— BEGIN Input records —
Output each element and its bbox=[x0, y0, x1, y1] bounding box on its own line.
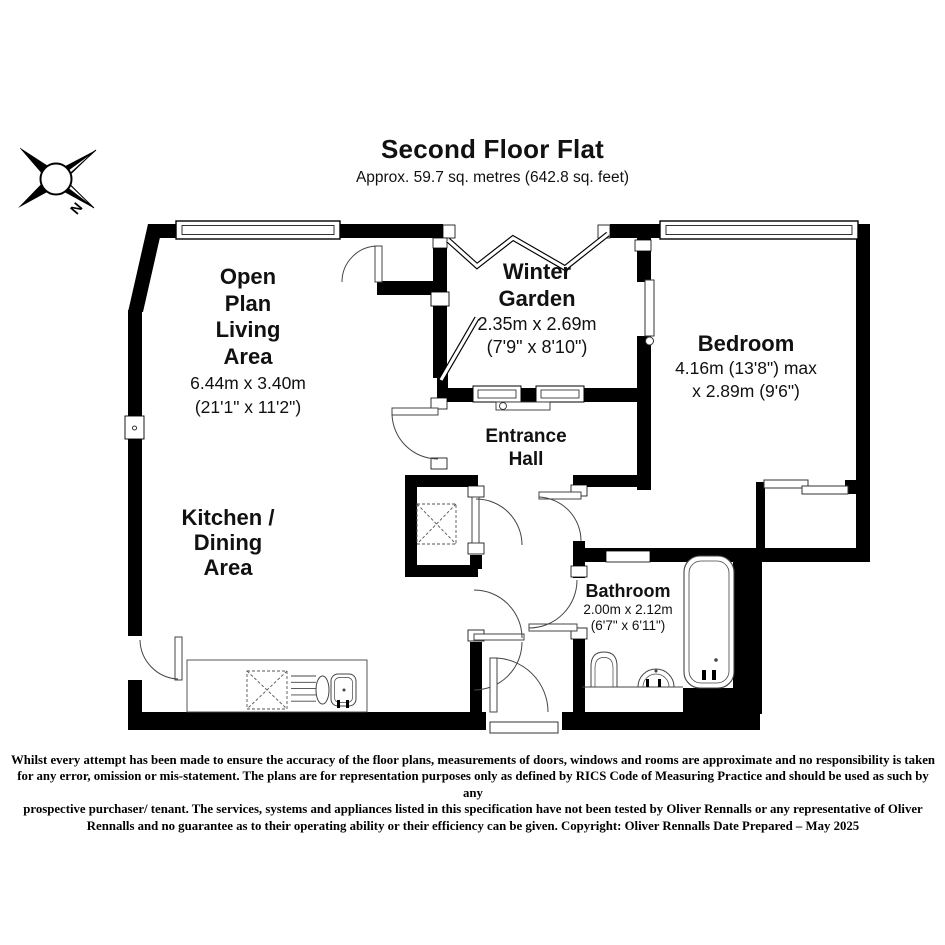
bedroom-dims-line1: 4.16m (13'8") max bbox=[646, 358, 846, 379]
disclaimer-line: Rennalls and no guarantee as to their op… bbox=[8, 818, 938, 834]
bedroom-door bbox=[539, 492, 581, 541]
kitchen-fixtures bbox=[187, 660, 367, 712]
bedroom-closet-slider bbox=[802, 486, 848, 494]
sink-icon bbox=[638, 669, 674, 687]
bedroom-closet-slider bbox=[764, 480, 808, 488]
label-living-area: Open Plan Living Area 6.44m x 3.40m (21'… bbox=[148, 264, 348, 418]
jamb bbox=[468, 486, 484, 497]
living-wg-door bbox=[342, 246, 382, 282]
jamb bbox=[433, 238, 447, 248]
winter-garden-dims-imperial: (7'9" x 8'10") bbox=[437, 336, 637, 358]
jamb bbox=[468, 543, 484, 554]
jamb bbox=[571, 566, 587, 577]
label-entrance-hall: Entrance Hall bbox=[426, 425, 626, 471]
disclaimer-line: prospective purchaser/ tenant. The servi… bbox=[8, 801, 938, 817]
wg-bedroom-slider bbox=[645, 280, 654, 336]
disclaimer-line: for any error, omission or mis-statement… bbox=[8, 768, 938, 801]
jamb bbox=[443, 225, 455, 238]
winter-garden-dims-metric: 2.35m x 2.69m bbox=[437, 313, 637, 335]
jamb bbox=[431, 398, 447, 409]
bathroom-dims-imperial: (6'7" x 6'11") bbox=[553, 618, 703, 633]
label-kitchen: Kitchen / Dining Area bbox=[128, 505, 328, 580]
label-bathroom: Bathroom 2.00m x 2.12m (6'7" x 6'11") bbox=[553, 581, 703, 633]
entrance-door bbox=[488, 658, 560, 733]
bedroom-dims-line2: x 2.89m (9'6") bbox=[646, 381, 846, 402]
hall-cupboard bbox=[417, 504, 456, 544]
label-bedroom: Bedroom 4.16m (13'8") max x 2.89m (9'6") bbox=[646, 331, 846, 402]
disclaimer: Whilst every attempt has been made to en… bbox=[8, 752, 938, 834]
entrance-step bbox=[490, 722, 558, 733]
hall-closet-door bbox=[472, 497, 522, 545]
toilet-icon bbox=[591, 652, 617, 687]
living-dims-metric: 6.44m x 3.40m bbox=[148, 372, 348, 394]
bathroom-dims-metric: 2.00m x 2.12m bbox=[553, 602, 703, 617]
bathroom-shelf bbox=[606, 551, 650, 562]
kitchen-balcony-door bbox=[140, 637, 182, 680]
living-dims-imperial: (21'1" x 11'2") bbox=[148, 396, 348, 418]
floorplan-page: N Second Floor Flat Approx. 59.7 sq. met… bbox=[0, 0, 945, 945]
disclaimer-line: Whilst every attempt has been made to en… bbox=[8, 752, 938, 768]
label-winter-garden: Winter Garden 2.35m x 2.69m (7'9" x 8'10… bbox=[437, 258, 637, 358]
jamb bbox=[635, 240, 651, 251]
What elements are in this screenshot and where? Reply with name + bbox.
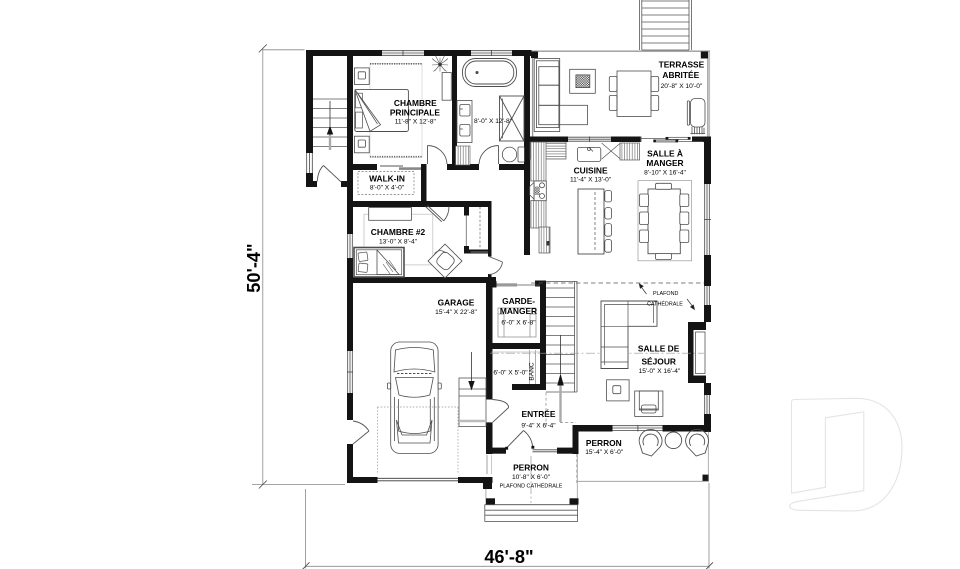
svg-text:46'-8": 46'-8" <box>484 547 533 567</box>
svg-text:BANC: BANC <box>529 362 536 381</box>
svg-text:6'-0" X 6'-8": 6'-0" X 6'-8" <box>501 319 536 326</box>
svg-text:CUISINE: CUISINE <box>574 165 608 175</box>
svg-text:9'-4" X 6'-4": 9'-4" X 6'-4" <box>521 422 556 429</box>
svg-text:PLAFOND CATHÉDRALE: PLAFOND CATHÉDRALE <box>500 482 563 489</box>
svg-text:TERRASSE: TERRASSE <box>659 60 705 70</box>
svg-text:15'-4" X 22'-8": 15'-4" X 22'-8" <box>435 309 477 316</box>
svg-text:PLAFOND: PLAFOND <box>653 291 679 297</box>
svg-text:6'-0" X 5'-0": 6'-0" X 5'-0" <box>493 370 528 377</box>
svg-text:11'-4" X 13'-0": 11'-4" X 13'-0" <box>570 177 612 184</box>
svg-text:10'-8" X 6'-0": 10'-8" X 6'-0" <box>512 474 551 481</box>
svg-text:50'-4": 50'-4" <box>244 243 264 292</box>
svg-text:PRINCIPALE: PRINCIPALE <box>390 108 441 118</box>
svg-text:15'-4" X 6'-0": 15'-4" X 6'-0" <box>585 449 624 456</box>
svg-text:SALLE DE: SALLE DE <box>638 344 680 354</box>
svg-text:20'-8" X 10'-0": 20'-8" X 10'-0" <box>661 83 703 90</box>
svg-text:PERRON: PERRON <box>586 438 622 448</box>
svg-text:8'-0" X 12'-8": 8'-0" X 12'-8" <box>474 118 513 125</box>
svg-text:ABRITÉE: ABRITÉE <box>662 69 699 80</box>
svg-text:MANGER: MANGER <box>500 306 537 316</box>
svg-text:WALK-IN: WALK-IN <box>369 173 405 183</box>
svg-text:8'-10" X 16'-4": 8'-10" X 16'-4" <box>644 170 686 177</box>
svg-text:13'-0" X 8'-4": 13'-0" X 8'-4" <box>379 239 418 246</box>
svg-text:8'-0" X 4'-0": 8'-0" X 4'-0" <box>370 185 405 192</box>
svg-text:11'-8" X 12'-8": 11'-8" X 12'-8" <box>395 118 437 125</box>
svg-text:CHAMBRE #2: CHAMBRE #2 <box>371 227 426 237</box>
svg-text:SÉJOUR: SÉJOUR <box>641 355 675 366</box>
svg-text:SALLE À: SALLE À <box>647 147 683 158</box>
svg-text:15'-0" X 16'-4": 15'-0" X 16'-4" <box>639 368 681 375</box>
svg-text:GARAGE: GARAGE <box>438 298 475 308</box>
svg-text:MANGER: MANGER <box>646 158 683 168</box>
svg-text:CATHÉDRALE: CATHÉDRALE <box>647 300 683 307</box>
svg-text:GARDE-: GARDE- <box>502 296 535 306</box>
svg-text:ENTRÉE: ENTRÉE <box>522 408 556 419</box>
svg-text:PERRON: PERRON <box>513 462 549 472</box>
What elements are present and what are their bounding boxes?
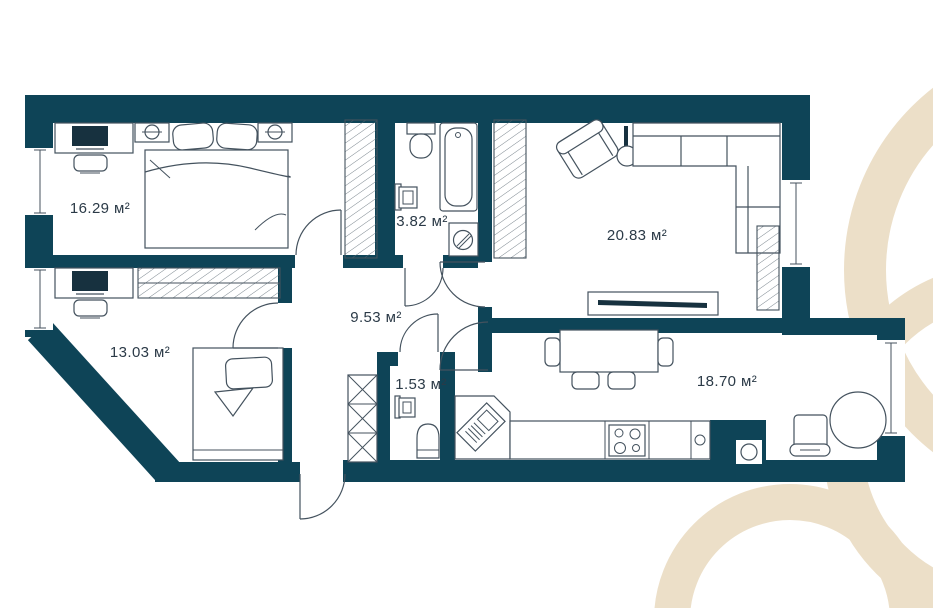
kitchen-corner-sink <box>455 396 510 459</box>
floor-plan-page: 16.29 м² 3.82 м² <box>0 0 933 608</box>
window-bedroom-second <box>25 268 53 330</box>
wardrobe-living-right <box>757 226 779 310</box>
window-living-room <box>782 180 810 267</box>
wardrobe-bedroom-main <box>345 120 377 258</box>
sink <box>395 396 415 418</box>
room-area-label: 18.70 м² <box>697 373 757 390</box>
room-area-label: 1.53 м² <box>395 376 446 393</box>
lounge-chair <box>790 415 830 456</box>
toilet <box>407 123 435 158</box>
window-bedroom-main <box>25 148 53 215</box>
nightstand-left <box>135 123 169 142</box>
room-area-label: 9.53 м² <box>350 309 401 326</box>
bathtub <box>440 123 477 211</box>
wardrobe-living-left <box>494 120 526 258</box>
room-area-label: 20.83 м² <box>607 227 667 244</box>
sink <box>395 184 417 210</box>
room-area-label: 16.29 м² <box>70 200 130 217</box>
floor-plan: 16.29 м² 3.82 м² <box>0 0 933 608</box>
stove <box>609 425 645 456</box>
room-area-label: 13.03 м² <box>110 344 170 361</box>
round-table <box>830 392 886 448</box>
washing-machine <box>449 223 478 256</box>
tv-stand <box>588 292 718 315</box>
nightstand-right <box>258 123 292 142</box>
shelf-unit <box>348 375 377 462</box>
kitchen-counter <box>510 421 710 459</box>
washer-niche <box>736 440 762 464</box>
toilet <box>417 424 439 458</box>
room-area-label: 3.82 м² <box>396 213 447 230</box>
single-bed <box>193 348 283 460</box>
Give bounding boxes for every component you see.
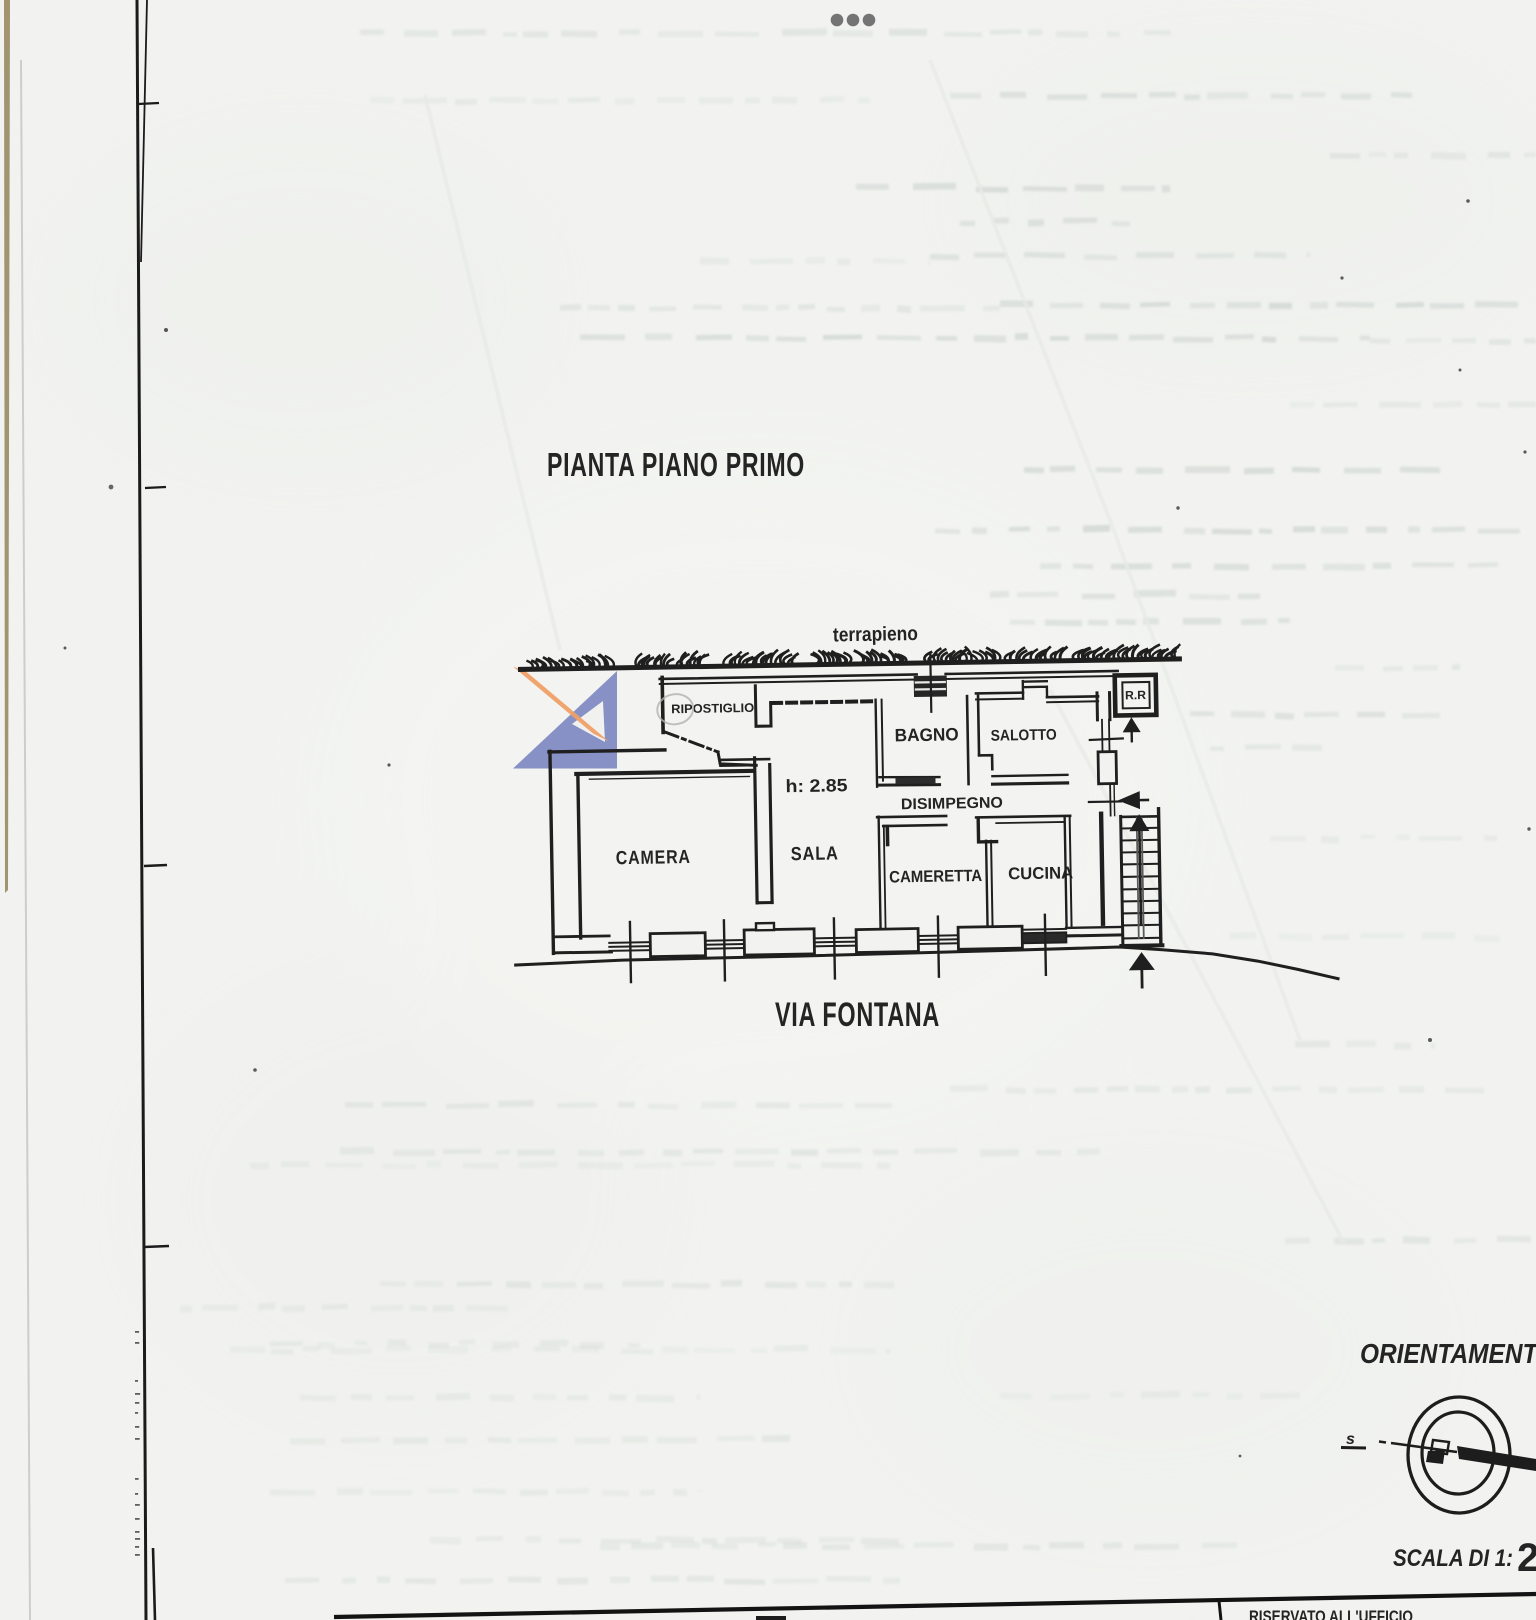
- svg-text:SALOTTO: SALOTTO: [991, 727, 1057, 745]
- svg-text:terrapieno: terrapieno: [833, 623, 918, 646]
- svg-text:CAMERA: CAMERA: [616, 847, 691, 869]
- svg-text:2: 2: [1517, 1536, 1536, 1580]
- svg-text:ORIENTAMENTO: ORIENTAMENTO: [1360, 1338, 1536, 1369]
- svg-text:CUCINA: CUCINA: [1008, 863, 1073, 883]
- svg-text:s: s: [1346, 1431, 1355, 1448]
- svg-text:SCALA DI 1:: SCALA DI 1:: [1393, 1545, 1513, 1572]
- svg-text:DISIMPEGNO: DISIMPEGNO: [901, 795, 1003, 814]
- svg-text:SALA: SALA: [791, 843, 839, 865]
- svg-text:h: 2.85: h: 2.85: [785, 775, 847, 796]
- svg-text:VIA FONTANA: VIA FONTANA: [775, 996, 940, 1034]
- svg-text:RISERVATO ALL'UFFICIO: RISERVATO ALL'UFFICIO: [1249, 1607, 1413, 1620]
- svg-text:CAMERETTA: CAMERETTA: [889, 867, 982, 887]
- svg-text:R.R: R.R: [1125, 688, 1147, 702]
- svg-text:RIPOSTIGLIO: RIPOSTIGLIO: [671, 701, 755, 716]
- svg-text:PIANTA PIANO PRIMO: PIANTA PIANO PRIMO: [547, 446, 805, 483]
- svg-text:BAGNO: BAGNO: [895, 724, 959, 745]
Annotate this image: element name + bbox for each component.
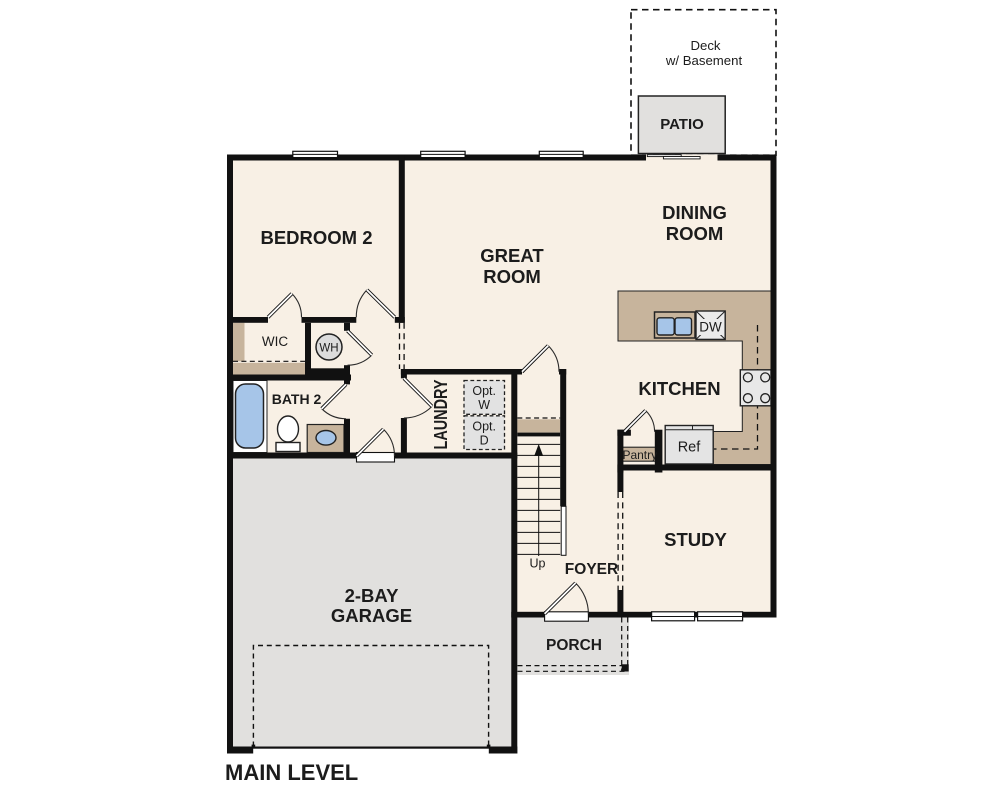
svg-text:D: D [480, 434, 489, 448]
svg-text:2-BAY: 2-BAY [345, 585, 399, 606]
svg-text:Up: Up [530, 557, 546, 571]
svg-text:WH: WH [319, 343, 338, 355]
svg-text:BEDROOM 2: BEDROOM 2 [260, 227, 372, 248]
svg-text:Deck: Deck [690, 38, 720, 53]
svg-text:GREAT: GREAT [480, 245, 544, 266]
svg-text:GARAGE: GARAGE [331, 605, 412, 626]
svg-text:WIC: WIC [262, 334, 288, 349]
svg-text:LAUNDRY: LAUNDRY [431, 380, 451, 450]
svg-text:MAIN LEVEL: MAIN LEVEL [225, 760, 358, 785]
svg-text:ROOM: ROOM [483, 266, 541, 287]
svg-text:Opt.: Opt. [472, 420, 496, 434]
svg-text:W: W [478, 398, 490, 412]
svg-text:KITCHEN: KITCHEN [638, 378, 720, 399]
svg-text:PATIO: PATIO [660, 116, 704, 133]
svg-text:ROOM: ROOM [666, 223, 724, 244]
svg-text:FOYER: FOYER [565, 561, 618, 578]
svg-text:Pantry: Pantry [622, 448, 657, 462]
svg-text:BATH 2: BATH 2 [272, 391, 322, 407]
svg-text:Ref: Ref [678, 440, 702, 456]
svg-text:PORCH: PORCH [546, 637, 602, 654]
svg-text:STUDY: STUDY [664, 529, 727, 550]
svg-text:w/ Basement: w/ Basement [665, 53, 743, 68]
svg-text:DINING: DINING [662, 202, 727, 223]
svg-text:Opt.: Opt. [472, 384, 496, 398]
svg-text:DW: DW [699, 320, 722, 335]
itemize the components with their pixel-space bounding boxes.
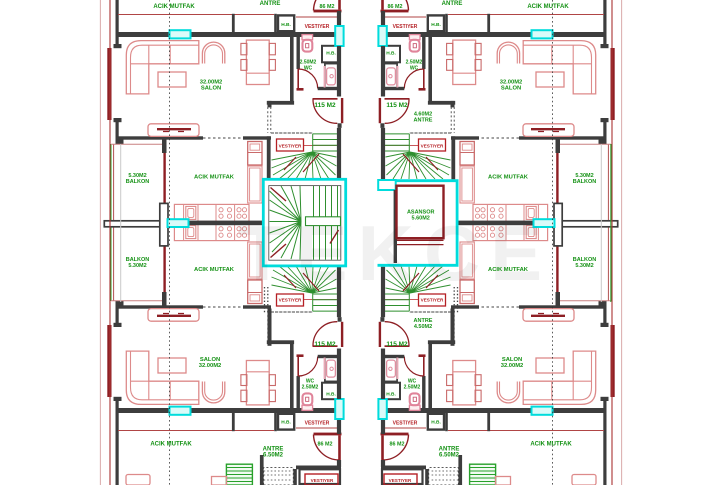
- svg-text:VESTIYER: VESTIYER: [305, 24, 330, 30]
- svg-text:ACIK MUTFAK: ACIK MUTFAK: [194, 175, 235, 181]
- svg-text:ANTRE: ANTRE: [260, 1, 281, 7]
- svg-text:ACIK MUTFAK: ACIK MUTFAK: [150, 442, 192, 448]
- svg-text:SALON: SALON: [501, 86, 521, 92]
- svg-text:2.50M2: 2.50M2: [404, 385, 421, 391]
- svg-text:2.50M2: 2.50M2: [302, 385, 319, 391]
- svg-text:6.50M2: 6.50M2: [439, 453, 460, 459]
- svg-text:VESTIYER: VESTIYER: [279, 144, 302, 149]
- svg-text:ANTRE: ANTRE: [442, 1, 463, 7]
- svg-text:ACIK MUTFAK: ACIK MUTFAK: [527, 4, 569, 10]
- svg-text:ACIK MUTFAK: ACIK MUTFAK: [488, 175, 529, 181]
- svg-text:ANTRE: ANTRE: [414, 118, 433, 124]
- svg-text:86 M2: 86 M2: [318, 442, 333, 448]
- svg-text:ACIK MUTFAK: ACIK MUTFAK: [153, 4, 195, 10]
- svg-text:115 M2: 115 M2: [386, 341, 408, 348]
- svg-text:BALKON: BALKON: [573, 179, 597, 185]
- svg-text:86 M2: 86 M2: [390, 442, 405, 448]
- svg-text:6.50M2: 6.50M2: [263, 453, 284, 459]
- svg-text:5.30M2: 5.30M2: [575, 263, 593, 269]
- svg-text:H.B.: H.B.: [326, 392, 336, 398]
— END Input records —
Requirements:
Render as a JSON list of strings, one string per line and blank lines omitted, the rows that begin with the line containing "svg-text:D: D [480, 434, 489, 448]" and end with the line containing "svg-text:ROOM: ROOM [483, 266, 541, 287]", both included.

Response to this exercise:
[
  "svg-text:D: D [480, 434, 489, 448]",
  "svg-text:2-BAY: 2-BAY [345, 585, 399, 606]",
  "svg-text:Up: Up [530, 557, 546, 571]",
  "svg-text:WH: WH [319, 343, 338, 355]",
  "svg-text:BEDROOM 2: BEDROOM 2 [260, 227, 372, 248]",
  "svg-text:Deck: Deck [690, 38, 720, 53]",
  "svg-text:GREAT: GREAT [480, 245, 544, 266]",
  "svg-text:GARAGE: GARAGE [331, 605, 412, 626]",
  "svg-text:WIC: WIC [262, 334, 288, 349]",
  "svg-text:LAUNDRY: LAUNDRY [431, 380, 451, 450]",
  "svg-text:MAIN LEVEL: MAIN LEVEL [225, 760, 358, 785]",
  "svg-text:ROOM: ROOM [483, 266, 541, 287]"
]